YOUR INSTRUCTIONS ::
Return all of the entries exactly, with nothing added or left out.

##### GIVEN ENTRIES #####

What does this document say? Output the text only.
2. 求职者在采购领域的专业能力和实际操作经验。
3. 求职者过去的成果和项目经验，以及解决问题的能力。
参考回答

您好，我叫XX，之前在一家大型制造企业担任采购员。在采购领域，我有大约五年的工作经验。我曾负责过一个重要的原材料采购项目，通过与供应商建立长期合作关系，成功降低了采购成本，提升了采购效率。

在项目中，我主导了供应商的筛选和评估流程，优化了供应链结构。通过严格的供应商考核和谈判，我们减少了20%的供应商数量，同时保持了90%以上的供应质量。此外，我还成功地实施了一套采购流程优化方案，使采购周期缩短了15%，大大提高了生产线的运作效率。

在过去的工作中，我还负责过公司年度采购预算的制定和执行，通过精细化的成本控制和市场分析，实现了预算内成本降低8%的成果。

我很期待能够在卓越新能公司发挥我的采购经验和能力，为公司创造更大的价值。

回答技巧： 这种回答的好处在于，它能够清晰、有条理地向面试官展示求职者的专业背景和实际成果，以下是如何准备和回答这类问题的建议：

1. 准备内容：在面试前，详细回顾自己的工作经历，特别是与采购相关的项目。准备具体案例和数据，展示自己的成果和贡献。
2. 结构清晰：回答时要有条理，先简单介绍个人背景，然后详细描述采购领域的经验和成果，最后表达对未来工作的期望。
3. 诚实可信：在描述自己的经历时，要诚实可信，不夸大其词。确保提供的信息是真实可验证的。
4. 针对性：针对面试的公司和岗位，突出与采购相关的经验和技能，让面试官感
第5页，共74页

#####

FINAL ANSWER ::
What does this document say? Output the text only.
2. 求职者在采购领域的专业能力和实际操作经验。
3. 求职者过去的成果和项目经验，以及解决问题的能力。
参考回答

您好，我叫XX，之前在一家大型制造企业担任采购员。在采购领域，我有大约五年的工作经验。我曾负责过一个重要的原材料采购项目，通过与供应商建立长期合作关系，成功降低了采购成本，提升了采购效率。

在项目中，我主导了供应商的筛选和评估流程，优化了供应链结构。通过严格的供应商考核和谈判，我们减少了20%的供应商数量，同时保持了90%以上的供应质量。此外，我还成功地实施了一套采购流程优化方案，使采购周期缩短了15%，大大提高了生产线的运作效率。

在过去的工作中，我还负责过公司年度采购预算的制定和执行，通过精细化的成本控制和市场分析，实现了预算内成本降低8%的成果。

我很期待能够在卓越新能公司发挥我的采购经验和能力，为公司创造更大的价值。

回答技巧： 这种回答的好处在于，它能够清晰、有条理地向面试官展示求职者的专业背景和实际成果，以下是如何准备和回答这类问题的建议：

1. 准备内容：在面试前，详细回顾自己的工作经历，特别是与采购相关的项目。准备具体案例和数据，展示自己的成果和贡献。
2. 结构清晰：回答时要有条理，先简单介绍个人背景，然后详细描述采购领域的经验和成果，最后表达对未来工作的期望。
3. 诚实可信：在描述自己的经历时，要诚实可信，不夸大其词。确保提供的信息是真实可验证的。
4. 针对性：针对面试的公司和岗位，突出与采购相关的经验和技能，让面试官感
第5页，共74页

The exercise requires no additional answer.